*WORK INSTRUCTIONS*.
In the entries below, find the lines with the word "외부예약" and copy them.
>>>
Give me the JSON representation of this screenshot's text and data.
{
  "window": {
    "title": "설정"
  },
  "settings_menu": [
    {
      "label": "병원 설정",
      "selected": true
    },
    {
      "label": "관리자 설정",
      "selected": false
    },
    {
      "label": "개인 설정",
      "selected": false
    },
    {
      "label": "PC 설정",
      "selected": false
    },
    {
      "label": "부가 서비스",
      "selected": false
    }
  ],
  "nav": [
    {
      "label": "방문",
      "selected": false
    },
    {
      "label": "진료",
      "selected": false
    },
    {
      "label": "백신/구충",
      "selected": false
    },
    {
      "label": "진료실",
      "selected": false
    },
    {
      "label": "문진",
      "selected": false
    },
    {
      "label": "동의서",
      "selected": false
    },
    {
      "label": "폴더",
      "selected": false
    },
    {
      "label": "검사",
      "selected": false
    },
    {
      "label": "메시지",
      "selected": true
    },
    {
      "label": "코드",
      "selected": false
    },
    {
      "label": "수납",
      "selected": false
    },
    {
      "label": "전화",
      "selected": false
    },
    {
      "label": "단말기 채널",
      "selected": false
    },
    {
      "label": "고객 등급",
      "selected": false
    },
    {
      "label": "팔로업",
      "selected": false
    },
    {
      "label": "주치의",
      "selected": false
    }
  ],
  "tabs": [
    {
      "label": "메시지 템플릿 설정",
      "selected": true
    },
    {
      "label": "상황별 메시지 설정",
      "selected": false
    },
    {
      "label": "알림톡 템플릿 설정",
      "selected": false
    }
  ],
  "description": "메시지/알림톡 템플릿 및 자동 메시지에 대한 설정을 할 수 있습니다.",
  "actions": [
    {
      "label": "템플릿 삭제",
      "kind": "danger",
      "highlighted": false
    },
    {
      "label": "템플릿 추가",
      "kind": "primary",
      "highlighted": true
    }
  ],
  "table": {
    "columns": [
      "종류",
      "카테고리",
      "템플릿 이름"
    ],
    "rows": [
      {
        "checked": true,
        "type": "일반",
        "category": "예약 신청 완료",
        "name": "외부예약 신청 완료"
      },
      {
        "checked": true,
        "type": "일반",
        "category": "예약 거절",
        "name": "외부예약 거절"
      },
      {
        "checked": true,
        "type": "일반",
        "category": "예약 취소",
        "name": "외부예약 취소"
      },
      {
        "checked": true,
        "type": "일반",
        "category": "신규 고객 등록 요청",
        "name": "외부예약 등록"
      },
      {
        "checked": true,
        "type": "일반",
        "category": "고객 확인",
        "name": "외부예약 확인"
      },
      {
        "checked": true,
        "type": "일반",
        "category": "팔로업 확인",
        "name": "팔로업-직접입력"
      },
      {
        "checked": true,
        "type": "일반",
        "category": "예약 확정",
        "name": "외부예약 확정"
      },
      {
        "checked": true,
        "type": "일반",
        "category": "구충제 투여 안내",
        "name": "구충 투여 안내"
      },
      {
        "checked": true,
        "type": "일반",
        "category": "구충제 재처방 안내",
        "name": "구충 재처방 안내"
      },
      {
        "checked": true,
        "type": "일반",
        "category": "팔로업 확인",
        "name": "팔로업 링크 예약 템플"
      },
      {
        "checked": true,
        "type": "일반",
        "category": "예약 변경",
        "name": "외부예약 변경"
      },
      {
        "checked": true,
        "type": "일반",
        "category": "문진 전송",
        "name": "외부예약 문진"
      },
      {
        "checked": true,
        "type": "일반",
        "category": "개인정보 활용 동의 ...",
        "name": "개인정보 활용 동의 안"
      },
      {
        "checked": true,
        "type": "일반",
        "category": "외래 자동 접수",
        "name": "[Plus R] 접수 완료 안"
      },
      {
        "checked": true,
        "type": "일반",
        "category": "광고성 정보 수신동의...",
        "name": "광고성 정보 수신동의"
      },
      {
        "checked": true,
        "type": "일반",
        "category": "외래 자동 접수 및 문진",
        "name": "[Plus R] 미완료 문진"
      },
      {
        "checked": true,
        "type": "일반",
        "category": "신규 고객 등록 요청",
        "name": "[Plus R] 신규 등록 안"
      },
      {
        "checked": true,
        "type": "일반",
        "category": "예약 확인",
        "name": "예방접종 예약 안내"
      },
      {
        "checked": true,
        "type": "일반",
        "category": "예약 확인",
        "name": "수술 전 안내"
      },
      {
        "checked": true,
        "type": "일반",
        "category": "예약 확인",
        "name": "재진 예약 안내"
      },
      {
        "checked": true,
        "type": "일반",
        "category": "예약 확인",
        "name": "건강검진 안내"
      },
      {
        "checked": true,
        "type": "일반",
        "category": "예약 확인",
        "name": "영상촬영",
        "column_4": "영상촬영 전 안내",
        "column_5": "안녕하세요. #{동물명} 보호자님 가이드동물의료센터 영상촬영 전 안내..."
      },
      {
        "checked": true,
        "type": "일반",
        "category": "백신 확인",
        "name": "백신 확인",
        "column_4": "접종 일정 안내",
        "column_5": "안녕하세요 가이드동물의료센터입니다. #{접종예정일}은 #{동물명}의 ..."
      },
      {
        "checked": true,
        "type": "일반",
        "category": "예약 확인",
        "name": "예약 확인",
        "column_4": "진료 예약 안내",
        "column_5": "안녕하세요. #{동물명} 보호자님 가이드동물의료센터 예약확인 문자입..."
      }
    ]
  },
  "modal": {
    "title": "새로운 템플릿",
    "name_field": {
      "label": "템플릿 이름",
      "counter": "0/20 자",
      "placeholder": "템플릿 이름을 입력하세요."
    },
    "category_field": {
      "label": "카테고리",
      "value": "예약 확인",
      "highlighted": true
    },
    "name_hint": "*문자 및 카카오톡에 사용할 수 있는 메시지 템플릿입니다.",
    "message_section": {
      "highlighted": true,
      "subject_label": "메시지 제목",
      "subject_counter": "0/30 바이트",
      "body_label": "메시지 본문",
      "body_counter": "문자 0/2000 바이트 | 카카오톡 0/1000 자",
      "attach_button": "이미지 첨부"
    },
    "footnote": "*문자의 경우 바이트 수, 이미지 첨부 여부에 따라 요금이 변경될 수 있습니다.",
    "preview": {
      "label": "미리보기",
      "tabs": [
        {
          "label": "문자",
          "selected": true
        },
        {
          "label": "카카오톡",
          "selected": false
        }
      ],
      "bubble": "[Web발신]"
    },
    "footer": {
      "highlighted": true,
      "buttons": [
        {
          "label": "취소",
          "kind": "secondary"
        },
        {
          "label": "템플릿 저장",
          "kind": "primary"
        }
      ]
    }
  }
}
<<<
*RESULT OF THIS TASK*.
        "name": "외부예약 신청 완료"
        "name": "외부예약 거절"
        "name": "외부예약 취소"
        "name": "외부예약 등록"
        "name": "외부예약 확인"
        "name": "외부예약 확정"
        "name": "외부예약 변경"
        "name": "외부예약 문진"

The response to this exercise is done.